§ STATED EXERCISE: Provide only the number of lines where "ylabel" occurs.

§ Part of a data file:
┌──

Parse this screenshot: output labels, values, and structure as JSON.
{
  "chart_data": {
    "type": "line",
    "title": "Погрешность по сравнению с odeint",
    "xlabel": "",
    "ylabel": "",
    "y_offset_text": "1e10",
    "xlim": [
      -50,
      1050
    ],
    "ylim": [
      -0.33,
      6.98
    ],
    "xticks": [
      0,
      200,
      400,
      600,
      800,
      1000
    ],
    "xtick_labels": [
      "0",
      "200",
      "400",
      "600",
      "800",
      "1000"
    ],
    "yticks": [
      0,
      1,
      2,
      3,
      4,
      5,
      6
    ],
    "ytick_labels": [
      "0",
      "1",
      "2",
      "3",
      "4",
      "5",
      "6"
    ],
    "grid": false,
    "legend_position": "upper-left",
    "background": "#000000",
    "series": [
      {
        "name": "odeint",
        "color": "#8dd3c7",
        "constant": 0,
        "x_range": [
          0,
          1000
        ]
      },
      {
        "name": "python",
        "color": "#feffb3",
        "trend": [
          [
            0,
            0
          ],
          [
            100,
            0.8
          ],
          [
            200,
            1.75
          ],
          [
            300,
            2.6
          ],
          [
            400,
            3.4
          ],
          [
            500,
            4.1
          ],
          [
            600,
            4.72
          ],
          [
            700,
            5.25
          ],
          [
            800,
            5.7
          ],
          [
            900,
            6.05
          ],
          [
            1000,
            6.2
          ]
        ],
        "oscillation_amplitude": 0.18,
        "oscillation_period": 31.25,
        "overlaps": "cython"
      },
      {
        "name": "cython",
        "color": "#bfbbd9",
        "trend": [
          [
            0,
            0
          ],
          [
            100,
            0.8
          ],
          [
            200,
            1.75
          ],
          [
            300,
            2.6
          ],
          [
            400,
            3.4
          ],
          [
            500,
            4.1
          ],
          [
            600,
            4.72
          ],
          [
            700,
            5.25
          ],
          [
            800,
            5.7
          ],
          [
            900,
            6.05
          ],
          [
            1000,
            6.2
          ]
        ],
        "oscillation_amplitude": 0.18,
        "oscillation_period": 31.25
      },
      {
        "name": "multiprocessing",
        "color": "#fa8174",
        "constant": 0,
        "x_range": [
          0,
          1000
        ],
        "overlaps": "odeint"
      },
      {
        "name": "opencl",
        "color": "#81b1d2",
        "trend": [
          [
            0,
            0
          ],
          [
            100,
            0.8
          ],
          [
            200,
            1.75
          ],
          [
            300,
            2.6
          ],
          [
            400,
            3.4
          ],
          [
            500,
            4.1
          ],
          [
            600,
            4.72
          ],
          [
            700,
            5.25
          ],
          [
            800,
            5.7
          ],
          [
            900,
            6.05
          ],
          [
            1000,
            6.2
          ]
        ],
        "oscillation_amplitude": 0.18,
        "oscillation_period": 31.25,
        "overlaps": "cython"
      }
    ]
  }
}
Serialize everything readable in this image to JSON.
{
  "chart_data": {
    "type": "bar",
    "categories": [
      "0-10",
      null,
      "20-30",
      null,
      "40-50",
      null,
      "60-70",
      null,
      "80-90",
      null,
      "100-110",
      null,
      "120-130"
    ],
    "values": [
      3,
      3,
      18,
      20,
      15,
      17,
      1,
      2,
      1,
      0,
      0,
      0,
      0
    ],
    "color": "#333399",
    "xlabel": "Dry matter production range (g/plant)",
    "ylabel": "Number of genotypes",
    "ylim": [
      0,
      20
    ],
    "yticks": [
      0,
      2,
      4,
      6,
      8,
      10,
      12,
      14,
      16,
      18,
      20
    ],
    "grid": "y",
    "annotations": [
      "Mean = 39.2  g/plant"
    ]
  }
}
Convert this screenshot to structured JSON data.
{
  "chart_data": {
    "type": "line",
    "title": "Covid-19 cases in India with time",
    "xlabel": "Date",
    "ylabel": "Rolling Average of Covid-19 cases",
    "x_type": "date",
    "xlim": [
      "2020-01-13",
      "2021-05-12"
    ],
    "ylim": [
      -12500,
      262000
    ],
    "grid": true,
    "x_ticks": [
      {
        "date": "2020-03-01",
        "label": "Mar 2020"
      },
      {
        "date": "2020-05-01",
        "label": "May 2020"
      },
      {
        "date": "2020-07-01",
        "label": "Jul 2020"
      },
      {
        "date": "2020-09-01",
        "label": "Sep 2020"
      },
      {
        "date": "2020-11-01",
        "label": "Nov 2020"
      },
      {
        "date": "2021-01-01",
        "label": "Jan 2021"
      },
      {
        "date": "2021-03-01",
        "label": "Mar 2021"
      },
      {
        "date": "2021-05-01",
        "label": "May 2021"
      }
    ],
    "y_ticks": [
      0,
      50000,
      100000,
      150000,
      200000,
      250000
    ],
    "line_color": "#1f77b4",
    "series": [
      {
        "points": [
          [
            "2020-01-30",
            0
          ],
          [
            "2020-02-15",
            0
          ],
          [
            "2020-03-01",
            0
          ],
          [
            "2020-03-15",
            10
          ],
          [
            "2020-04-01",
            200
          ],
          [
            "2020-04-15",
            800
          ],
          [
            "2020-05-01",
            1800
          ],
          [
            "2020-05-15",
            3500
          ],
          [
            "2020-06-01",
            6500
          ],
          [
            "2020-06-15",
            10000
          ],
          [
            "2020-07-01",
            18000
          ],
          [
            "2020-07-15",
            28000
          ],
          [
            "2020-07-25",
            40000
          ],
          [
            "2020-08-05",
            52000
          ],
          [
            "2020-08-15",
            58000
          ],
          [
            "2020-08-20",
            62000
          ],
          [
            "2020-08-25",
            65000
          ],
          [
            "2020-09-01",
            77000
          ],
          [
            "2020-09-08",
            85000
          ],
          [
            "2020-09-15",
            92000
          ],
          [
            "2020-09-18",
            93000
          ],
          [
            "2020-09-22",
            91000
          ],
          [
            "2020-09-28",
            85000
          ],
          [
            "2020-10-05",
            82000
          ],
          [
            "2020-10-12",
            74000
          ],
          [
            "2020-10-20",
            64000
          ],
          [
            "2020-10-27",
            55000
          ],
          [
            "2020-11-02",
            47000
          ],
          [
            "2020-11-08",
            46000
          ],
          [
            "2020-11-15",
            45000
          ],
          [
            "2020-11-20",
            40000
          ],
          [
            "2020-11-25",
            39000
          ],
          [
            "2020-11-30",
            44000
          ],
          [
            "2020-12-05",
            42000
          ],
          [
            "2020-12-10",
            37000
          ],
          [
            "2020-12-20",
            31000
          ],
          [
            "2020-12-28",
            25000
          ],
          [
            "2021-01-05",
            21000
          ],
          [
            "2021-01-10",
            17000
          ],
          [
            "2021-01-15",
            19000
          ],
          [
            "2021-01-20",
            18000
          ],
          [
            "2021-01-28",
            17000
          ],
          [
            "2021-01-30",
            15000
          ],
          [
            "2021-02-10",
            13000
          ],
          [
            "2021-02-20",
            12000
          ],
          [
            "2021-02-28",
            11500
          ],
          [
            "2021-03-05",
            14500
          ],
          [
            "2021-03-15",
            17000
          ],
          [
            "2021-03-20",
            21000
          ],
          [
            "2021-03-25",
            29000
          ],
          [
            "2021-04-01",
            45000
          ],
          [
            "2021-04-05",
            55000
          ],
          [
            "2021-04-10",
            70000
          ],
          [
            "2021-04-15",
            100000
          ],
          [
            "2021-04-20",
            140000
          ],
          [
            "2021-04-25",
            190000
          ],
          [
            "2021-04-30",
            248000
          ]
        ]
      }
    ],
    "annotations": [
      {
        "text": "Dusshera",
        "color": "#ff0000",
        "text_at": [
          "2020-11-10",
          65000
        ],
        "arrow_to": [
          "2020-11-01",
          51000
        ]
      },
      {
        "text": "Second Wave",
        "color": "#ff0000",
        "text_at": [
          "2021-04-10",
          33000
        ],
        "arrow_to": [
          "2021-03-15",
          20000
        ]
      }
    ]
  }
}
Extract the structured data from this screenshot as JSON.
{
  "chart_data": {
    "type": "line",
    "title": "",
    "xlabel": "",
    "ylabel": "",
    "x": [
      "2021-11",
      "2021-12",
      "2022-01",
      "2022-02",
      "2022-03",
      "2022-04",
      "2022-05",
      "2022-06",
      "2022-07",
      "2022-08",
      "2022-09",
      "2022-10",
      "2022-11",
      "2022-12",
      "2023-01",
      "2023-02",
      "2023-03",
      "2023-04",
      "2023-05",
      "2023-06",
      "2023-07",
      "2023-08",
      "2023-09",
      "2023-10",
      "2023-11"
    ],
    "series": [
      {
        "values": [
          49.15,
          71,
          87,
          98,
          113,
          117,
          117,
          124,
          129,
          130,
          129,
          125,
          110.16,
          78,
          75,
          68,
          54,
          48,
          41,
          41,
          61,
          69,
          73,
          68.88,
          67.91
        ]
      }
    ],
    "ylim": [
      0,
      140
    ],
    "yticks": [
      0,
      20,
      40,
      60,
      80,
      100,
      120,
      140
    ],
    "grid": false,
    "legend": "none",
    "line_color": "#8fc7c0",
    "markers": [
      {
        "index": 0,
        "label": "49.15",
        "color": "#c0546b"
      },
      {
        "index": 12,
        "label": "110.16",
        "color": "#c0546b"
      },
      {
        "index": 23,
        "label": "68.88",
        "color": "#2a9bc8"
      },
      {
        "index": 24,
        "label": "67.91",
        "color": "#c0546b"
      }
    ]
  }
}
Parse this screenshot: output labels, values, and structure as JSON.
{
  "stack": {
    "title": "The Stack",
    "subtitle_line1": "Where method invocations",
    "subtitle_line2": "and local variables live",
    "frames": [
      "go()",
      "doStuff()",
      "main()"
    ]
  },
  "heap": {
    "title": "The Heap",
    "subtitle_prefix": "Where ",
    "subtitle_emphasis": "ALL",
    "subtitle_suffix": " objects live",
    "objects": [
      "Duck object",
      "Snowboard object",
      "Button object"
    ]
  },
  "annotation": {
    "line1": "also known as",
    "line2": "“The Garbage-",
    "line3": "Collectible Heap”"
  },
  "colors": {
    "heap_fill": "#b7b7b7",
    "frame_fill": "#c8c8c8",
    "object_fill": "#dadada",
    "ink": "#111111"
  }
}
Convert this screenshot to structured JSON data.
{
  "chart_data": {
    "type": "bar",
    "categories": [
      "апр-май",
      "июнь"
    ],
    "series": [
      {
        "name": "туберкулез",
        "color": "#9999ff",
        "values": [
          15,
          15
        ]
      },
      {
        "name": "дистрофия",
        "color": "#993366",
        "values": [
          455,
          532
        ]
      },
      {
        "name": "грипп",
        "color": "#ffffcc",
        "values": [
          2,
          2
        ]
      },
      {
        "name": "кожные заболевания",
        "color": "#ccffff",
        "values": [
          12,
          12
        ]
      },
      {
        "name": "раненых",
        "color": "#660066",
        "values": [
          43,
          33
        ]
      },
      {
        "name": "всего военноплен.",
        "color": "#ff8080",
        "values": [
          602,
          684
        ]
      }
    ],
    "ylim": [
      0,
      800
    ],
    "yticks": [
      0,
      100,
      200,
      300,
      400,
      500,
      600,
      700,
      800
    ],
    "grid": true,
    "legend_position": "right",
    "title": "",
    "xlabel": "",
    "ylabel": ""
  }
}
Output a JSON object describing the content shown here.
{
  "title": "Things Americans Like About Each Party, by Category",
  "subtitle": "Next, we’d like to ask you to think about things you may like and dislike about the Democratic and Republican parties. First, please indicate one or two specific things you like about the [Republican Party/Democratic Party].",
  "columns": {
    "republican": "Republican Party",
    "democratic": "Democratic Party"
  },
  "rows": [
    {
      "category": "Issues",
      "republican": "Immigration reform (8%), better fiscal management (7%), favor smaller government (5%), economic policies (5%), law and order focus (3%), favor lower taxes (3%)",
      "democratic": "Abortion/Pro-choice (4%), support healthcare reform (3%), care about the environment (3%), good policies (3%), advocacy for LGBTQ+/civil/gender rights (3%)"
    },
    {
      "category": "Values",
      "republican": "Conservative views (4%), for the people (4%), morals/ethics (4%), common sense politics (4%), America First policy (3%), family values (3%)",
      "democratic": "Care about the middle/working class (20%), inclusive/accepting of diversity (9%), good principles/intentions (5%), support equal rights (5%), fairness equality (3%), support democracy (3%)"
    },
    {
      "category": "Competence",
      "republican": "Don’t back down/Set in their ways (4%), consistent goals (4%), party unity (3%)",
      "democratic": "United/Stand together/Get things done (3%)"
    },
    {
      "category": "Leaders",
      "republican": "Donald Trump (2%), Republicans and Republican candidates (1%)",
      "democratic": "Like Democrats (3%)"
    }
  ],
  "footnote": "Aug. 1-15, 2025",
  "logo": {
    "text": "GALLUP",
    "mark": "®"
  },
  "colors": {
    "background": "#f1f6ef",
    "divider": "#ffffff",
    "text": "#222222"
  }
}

└──

§ COMPLETED TASK: 5